• _WORKING DATA_:
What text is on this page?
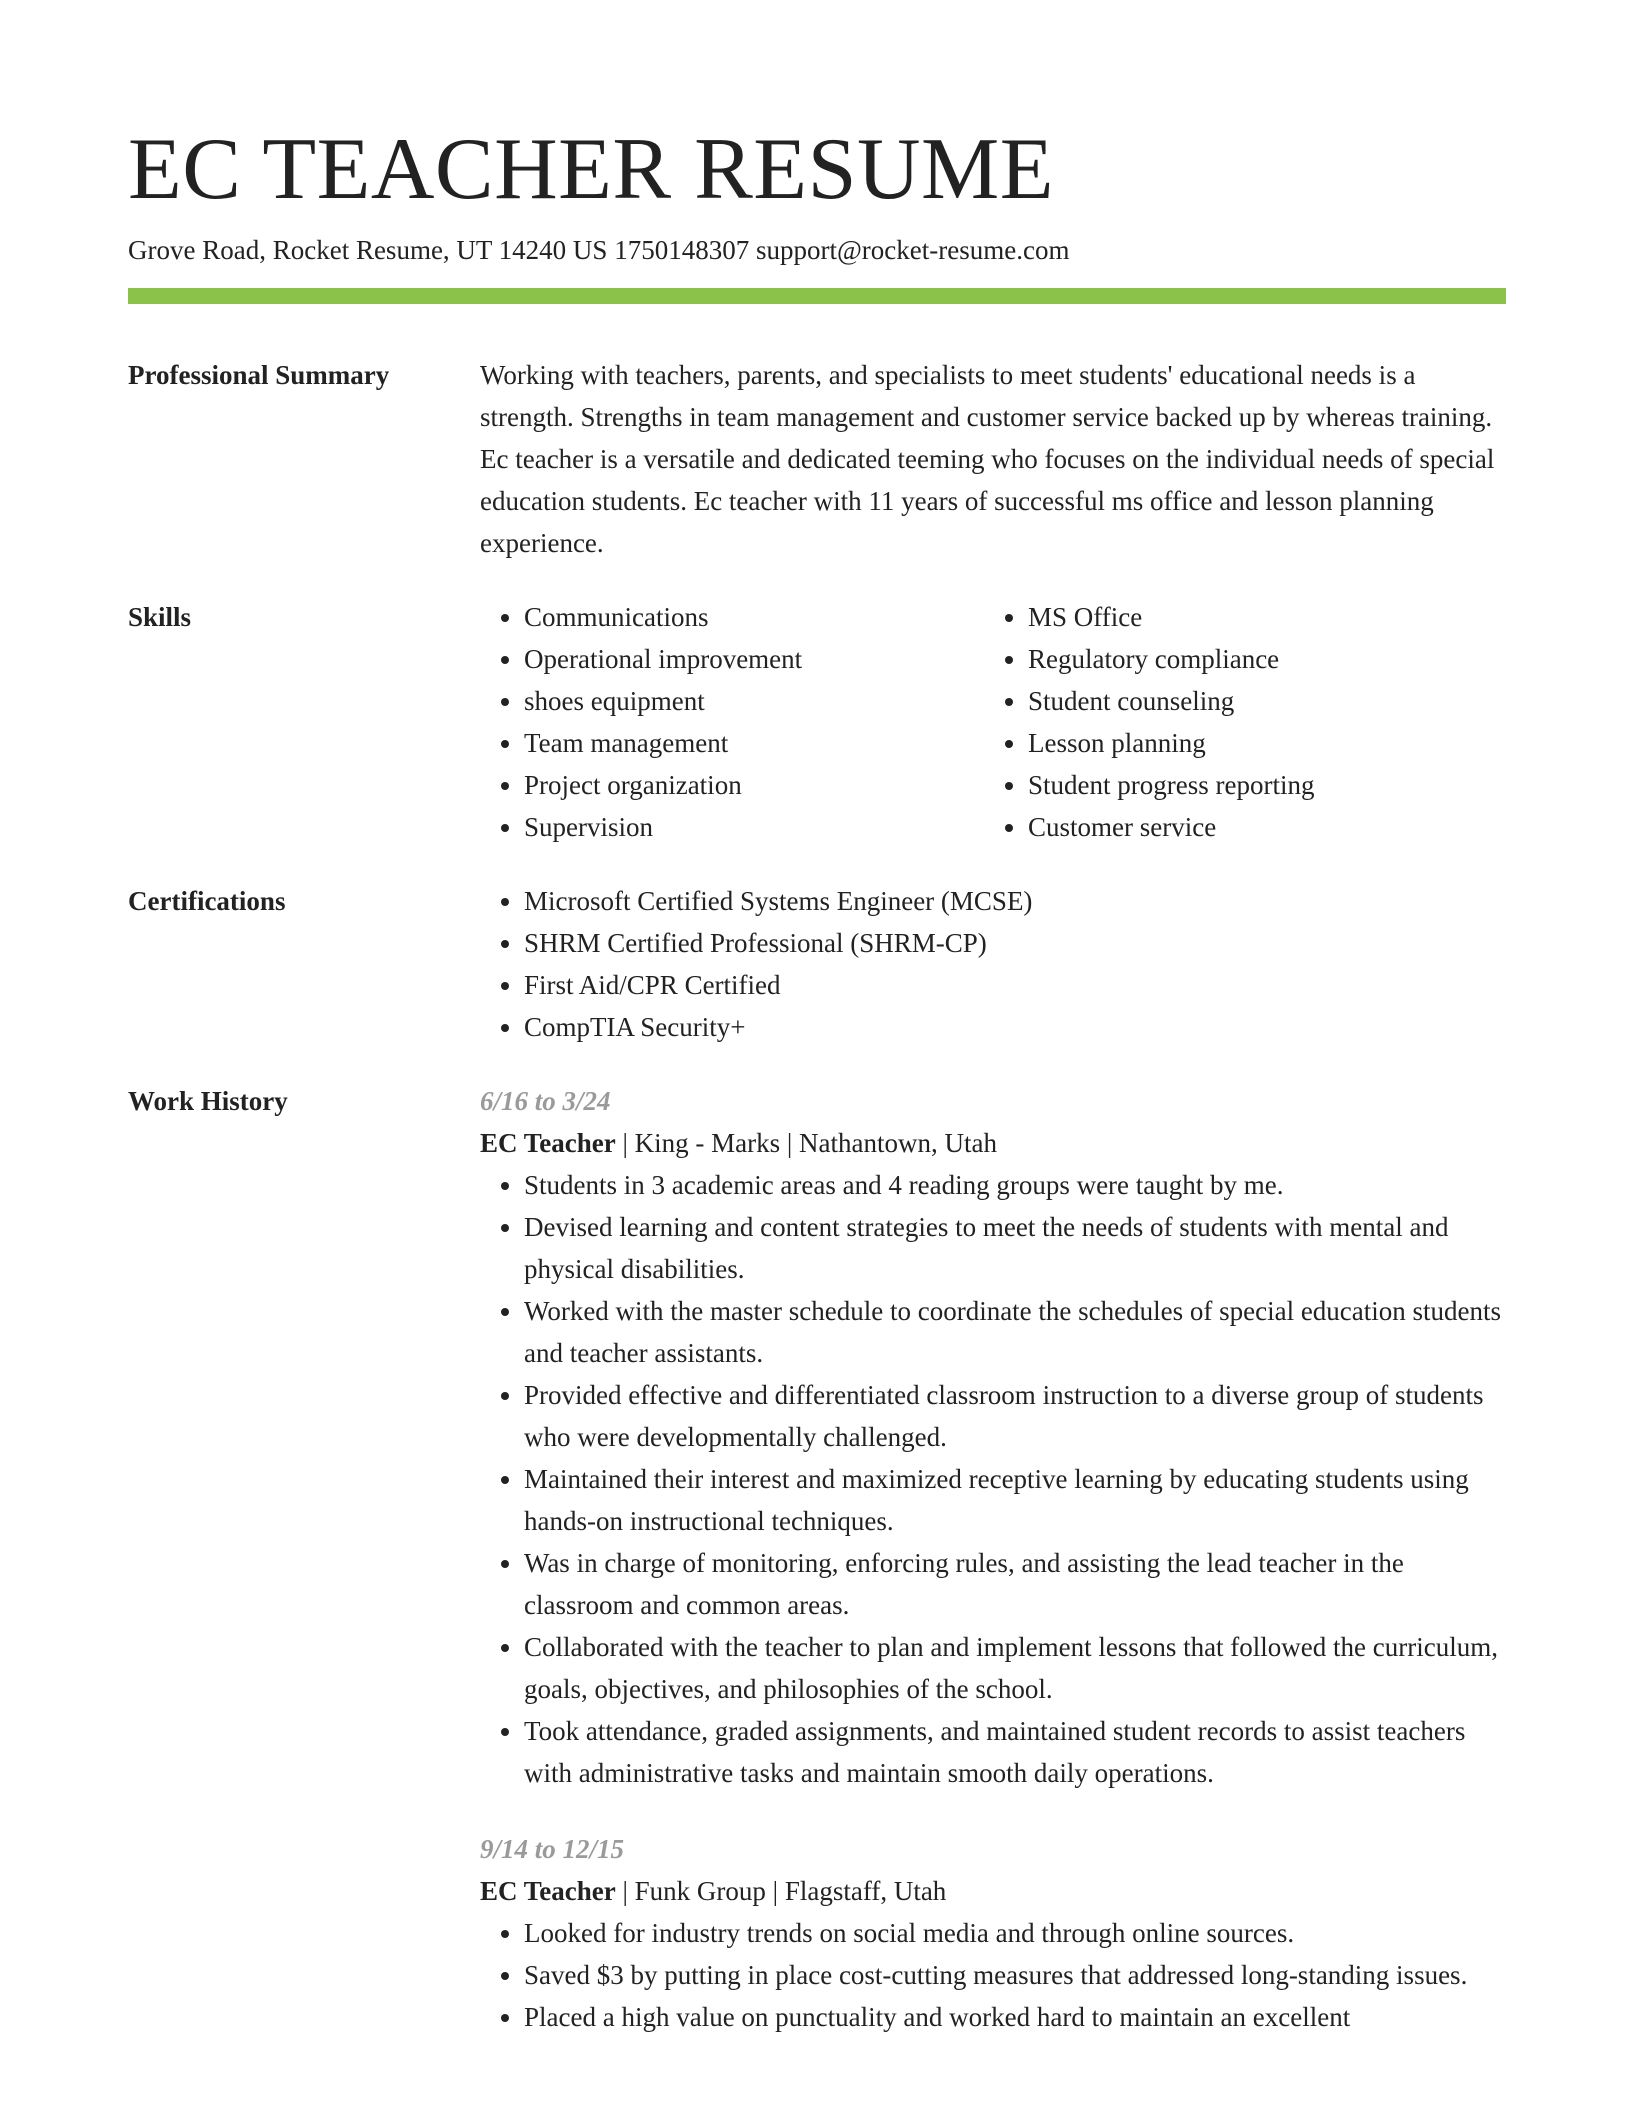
EC TEACHER RESUME
Grove Road, Rocket Resume, UT 14240 US 1750148307 support@rocket-resume.com
Professional Summary	Working with teachers, parents, and specialists to meet students' educational needs is a strength. Strengths in team management and customer service backed up by whereas training. Ec teacher is a versatile and dedicated teeming who focuses on the individual needs of special education students. Ec teacher with 11 years of successful ms office and lesson planning experience.
Skills	• Communications
• Operational improvement
• shoes equipment
• Team management
• Project organization
• Supervision
• MS Office
• Regulatory compliance
• Student counseling
• Lesson planning
• Student progress reporting
• Customer service
Certifications	• Microsoft Certified Systems Engineer (MCSE)
• SHRM Certified Professional (SHRM-CP)
• First Aid/CPR Certified
• CompTIA Security+
Work History	6/16 to 3/24
EC Teacher | King - Marks | Nathantown, Utah
• Students in 3 academic areas and 4 reading groups were taught by me.
• Devised learning and content strategies to meet the needs of students with mental and physical disabilities.
• Worked with the master schedule to coordinate the schedules of special education students and teacher assistants.
• Provided effective and differentiated classroom instruction to a diverse group of students who were developmentally challenged.
• Maintained their interest and maximized receptive learning by educating students using hands-on instructional techniques.
• Was in charge of monitoring, enforcing rules, and assisting the lead teacher in the classroom and common areas.
• Collaborated with the teacher to plan and implement lessons that followed the curriculum, goals, objectives, and philosophies of the school.
• Took attendance, graded assignments, and maintained student records to assist teachers with administrative tasks and maintain smooth daily operations.
9/14 to 12/15
EC Teacher | Funk Group | Flagstaff, Utah
• Looked for industry trends on social media and through online sources.
• Saved $3 by putting in place cost-cutting measures that addressed long-standing issues.
• Placed a high value on punctuality and worked hard to maintain an excellent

• _GIVEN PROBLEM_: Images must not appear in the copy; reproduce everything else in the records verbatim.

• _RESULT FOR THIS EXERCISE_:
What text is on this page?
EC TEACHER RESUME
Grove Road, Rocket Resume, UT 14240 US 1750148307 support@rocket-resume.com
Professional Summary	Working with teachers, parents, and specialists to meet students' educational needs is a strength. Strengths in team management and customer service backed up by whereas training. Ec teacher is a versatile and dedicated teeming who focuses on the individual needs of special education students. Ec teacher with 11 years of successful ms office and lesson planning experience.
Skills	• Communications
• Operational improvement
• shoes equipment
• Team management
• Project organization
• Supervision
• MS Office
• Regulatory compliance
• Student counseling
• Lesson planning
• Student progress reporting
• Customer service
Certifications	• Microsoft Certified Systems Engineer (MCSE)
• SHRM Certified Professional (SHRM-CP)
• First Aid/CPR Certified
• CompTIA Security+
Work History	6/16 to 3/24
EC Teacher | King - Marks | Nathantown, Utah
• Students in 3 academic areas and 4 reading groups were taught by me.
• Devised learning and content strategies to meet the needs of students with mental and physical disabilities.
• Worked with the master schedule to coordinate the schedules of special education students and teacher assistants.
• Provided effective and differentiated classroom instruction to a diverse group of students who were developmentally challenged.
• Maintained their interest and maximized receptive learning by educating students using hands-on instructional techniques.
• Was in charge of monitoring, enforcing rules, and assisting the lead teacher in the classroom and common areas.
• Collaborated with the teacher to plan and implement lessons that followed the curriculum, goals, objectives, and philosophies of the school.
• Took attendance, graded assignments, and maintained student records to assist teachers with administrative tasks and maintain smooth daily operations.
9/14 to 12/15
EC Teacher | Funk Group | Flagstaff, Utah
• Looked for industry trends on social media and through online sources.
• Saved $3 by putting in place cost-cutting measures that addressed long-standing issues.
• Placed a high value on punctuality and worked hard to maintain an excellent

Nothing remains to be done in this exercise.